> **What is required**: Reproduce the data exactly.

> **Data shown**:

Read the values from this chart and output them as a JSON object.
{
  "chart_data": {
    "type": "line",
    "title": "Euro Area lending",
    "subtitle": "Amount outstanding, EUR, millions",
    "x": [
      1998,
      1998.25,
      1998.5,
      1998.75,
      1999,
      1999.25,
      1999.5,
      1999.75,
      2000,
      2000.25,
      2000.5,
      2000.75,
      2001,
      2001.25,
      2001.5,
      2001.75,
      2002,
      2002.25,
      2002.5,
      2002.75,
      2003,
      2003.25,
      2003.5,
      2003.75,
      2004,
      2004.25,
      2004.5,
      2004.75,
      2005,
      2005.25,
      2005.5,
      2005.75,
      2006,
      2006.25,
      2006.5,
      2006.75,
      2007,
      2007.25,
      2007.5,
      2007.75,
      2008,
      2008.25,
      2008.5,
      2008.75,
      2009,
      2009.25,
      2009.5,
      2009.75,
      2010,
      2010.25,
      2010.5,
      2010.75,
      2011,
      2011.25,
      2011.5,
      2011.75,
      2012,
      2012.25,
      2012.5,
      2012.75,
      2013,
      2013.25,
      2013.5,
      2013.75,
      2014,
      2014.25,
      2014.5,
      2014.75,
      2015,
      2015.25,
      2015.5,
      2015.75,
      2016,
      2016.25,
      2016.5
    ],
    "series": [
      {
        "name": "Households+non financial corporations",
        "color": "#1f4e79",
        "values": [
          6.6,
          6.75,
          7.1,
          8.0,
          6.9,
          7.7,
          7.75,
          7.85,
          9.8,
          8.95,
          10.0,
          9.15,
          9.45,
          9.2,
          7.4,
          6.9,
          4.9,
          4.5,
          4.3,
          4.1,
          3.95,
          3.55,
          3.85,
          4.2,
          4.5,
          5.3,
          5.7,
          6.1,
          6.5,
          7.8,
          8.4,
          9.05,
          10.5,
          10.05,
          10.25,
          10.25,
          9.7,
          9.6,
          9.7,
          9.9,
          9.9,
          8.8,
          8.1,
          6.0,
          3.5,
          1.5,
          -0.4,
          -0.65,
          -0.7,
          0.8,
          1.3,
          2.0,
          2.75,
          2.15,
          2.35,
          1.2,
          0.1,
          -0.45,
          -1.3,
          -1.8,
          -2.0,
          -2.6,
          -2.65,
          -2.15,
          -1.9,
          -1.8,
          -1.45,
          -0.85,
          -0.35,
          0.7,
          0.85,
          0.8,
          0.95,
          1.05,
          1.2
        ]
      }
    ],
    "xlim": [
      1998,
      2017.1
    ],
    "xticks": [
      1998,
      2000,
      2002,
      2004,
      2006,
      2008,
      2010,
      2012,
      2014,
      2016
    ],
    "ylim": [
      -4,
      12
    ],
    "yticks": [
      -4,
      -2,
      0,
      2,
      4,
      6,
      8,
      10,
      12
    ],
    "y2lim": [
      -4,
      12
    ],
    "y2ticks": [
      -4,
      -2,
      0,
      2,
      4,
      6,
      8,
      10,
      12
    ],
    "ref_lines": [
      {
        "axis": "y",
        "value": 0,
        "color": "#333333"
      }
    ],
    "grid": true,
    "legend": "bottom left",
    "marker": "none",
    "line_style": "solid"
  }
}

> **Solution for this problem**:
Read the values from this chart and output them as a JSON object.
{
  "chart_data": {
    "type": "line",
    "title": "Euro Area lending",
    "subtitle": "Amount outstanding, EUR, millions",
    "x": [
      1998,
      1998.25,
      1998.5,
      1998.75,
      1999,
      1999.25,
      1999.5,
      1999.75,
      2000,
      2000.25,
      2000.5,
      2000.75,
      2001,
      2001.25,
      2001.5,
      2001.75,
      2002,
      2002.25,
      2002.5,
      2002.75,
      2003,
      2003.25,
      2003.5,
      2003.75,
      2004,
      2004.25,
      2004.5,
      2004.75,
      2005,
      2005.25,
      2005.5,
      2005.75,
      2006,
      2006.25,
      2006.5,
      2006.75,
      2007,
      2007.25,
      2007.5,
      2007.75,
      2008,
      2008.25,
      2008.5,
      2008.75,
      2009,
      2009.25,
      2009.5,
      2009.75,
      2010,
      2010.25,
      2010.5,
      2010.75,
      2011,
      2011.25,
      2011.5,
      2011.75,
      2012,
      2012.25,
      2012.5,
      2012.75,
      2013,
      2013.25,
      2013.5,
      2013.75,
      2014,
      2014.25,
      2014.5,
      2014.75,
      2015,
      2015.25,
      2015.5,
      2015.75,
      2016,
      2016.25,
      2016.5
    ],
    "series": [
      {
        "name": "Households+non financial corporations",
        "color": "#1f4e79",
        "values": [
          6.6,
          6.75,
          7.1,
          8.0,
          6.9,
          7.7,
          7.75,
          7.85,
          9.8,
          8.95,
          10.0,
          9.15,
          9.45,
          9.2,
          7.4,
          6.9,
          4.9,
          4.5,
          4.3,
          4.1,
          3.95,
          3.55,
          3.85,
          4.2,
          4.5,
          5.3,
          5.7,
          6.1,
          6.5,
          7.8,
          8.4,
          9.05,
          10.5,
          10.05,
          10.25,
          10.25,
          9.7,
          9.6,
          9.7,
          9.9,
          9.9,
          8.8,
          8.1,
          6.0,
          3.5,
          1.5,
          -0.4,
          -0.65,
          -0.7,
          0.8,
          1.3,
          2.0,
          2.75,
          2.15,
          2.35,
          1.2,
          0.1,
          -0.45,
          -1.3,
          -1.8,
          -2.0,
          -2.6,
          -2.65,
          -2.15,
          -1.9,
          -1.8,
          -1.45,
          -0.85,
          -0.35,
          0.7,
          0.85,
          0.8,
          0.95,
          1.05,
          1.2
        ]
      }
    ],
    "xlim": [
      1998,
      2017.1
    ],
    "xticks": [
      1998,
      2000,
      2002,
      2004,
      2006,
      2008,
      2010,
      2012,
      2014,
      2016
    ],
    "ylim": [
      -4,
      12
    ],
    "yticks": [
      -4,
      -2,
      0,
      2,
      4,
      6,
      8,
      10,
      12
    ],
    "y2lim": [
      -4,
      12
    ],
    "y2ticks": [
      -4,
      -2,
      0,
      2,
      4,
      6,
      8,
      10,
      12
    ],
    "ref_lines": [
      {
        "axis": "y",
        "value": 0,
        "color": "#333333"
      }
    ],
    "grid": true,
    "legend": "bottom left",
    "marker": "none",
    "line_style": "solid"
  }
}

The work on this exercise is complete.